[Written problem]
Reproduce the listing word for word. Skip any image.

[Record set]

---*---

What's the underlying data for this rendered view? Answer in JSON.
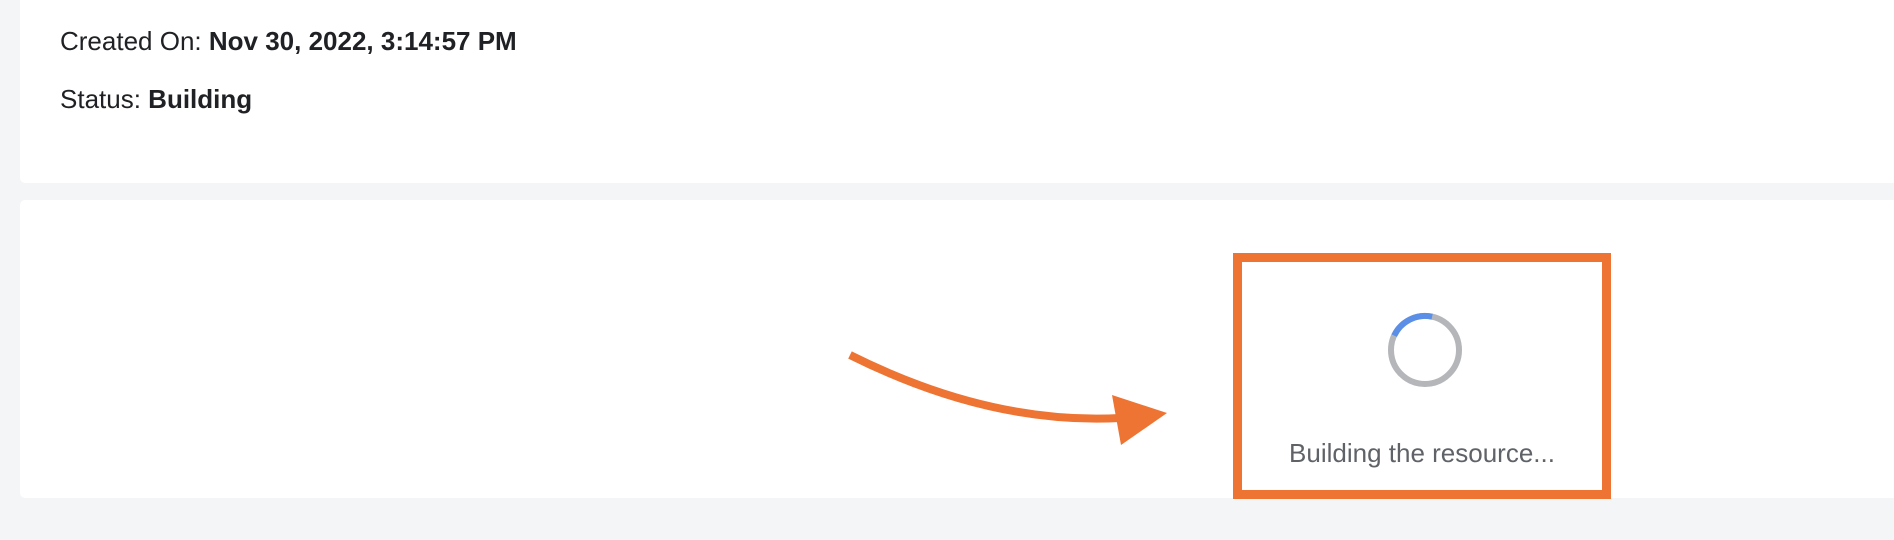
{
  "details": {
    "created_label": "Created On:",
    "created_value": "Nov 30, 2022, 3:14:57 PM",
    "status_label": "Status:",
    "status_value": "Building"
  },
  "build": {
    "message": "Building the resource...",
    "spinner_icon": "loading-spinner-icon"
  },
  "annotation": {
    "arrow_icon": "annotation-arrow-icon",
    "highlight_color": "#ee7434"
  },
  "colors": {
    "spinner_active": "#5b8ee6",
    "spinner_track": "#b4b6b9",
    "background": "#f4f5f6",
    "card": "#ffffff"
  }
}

---*---

[Written answer]
What's the underlying data for this rendered view? Answer in JSON.
{
  "details": {
    "created_label": "Created On:",
    "created_value": "Nov 30, 2022, 3:14:57 PM",
    "status_label": "Status:",
    "status_value": "Building"
  },
  "build": {
    "message": "Building the resource...",
    "spinner_icon": "loading-spinner-icon"
  },
  "annotation": {
    "arrow_icon": "annotation-arrow-icon",
    "highlight_color": "#ee7434"
  },
  "colors": {
    "spinner_active": "#5b8ee6",
    "spinner_track": "#b4b6b9",
    "background": "#f4f5f6",
    "card": "#ffffff"
  }
}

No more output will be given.